#### REQUIRED WORK
Output the data below in full, byte for byte. Nothing may differ.

#### DATA LINES
************
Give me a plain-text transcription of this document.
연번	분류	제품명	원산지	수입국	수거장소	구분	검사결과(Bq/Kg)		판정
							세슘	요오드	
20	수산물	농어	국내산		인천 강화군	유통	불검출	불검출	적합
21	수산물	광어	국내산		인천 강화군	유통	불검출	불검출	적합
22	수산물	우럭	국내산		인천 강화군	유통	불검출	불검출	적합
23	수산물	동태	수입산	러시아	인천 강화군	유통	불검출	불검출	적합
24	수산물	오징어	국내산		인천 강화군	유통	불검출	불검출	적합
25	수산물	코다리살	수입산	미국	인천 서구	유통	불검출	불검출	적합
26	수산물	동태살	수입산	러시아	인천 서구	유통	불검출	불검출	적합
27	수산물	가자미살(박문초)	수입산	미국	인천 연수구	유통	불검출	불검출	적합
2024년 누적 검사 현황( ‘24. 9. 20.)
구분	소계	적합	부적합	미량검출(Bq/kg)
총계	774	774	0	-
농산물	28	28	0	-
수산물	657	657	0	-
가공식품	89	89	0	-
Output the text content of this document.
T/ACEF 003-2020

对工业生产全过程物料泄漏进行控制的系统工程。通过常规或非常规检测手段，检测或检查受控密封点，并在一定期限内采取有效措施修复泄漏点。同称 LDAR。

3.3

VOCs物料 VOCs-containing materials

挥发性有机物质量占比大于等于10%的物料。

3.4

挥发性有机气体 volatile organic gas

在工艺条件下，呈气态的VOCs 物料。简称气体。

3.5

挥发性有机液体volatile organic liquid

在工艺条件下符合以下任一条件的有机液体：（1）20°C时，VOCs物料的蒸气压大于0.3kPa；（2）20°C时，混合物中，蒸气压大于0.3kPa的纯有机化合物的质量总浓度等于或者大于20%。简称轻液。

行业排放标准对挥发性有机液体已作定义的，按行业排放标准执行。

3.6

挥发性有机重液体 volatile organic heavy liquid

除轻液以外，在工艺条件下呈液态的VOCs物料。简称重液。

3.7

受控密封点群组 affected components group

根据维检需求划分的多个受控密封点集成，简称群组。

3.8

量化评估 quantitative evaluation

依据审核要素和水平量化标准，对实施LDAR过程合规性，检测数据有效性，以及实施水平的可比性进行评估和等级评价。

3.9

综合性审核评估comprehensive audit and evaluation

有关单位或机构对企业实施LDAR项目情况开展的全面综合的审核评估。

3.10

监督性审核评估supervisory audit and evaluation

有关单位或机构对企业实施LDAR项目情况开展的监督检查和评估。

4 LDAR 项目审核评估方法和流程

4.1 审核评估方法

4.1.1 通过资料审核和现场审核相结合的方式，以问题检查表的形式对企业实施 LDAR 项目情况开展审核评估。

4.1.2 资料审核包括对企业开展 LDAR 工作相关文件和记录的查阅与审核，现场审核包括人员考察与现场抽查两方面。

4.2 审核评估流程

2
************
#### EXERCISE RESPONSE
Give me a plain-text transcription of this document.
연번	분류	제품명	원산지	수입국	수거장소	구분	검사결과(Bq/Kg)		판정
							세슘	요오드	
20	수산물	농어	국내산		인천 강화군	유통	불검출	불검출	적합
21	수산물	광어	국내산		인천 강화군	유통	불검출	불검출	적합
22	수산물	우럭	국내산		인천 강화군	유통	불검출	불검출	적합
23	수산물	동태	수입산	러시아	인천 강화군	유통	불검출	불검출	적합
24	수산물	오징어	국내산		인천 강화군	유통	불검출	불검출	적합
25	수산물	코다리살	수입산	미국	인천 서구	유통	불검출	불검출	적합
26	수산물	동태살	수입산	러시아	인천 서구	유통	불검출	불검출	적합
27	수산물	가자미살(박문초)	수입산	미국	인천 연수구	유통	불검출	불검출	적합
2024년 누적 검사 현황( ‘24. 9. 20.)
구분	소계	적합	부적합	미량검출(Bq/kg)
총계	774	774	0	-
농산물	28	28	0	-
수산물	657	657	0	-
가공식품	89	89	0	-
Output the text content of this document.
T/ACEF 003-2020

对工业生产全过程物料泄漏进行控制的系统工程。通过常规或非常规检测手段，检测或检查受控密封点，并在一定期限内采取有效措施修复泄漏点。同称 LDAR。

3.3

VOCs物料 VOCs-containing materials

挥发性有机物质量占比大于等于10%的物料。

3.4

挥发性有机气体 volatile organic gas

在工艺条件下，呈气态的VOCs 物料。简称气体。

3.5

挥发性有机液体volatile organic liquid

在工艺条件下符合以下任一条件的有机液体：（1）20°C时，VOCs物料的蒸气压大于0.3kPa；（2）20°C时，混合物中，蒸气压大于0.3kPa的纯有机化合物的质量总浓度等于或者大于20%。简称轻液。

行业排放标准对挥发性有机液体已作定义的，按行业排放标准执行。

3.6

挥发性有机重液体 volatile organic heavy liquid

除轻液以外，在工艺条件下呈液态的VOCs物料。简称重液。

3.7

受控密封点群组 affected components group

根据维检需求划分的多个受控密封点集成，简称群组。

3.8

量化评估 quantitative evaluation

依据审核要素和水平量化标准，对实施LDAR过程合规性，检测数据有效性，以及实施水平的可比性进行评估和等级评价。

3.9

综合性审核评估comprehensive audit and evaluation

有关单位或机构对企业实施LDAR项目情况开展的全面综合的审核评估。

3.10

监督性审核评估supervisory audit and evaluation

有关单位或机构对企业实施LDAR项目情况开展的监督检查和评估。

4 LDAR 项目审核评估方法和流程

4.1 审核评估方法

4.1.1 通过资料审核和现场审核相结合的方式，以问题检查表的形式对企业实施 LDAR 项目情况开展审核评估。

4.1.2 资料审核包括对企业开展 LDAR 工作相关文件和记录的查阅与审核，现场审核包括人员考察与现场抽查两方面。

4.2 审核评估流程

2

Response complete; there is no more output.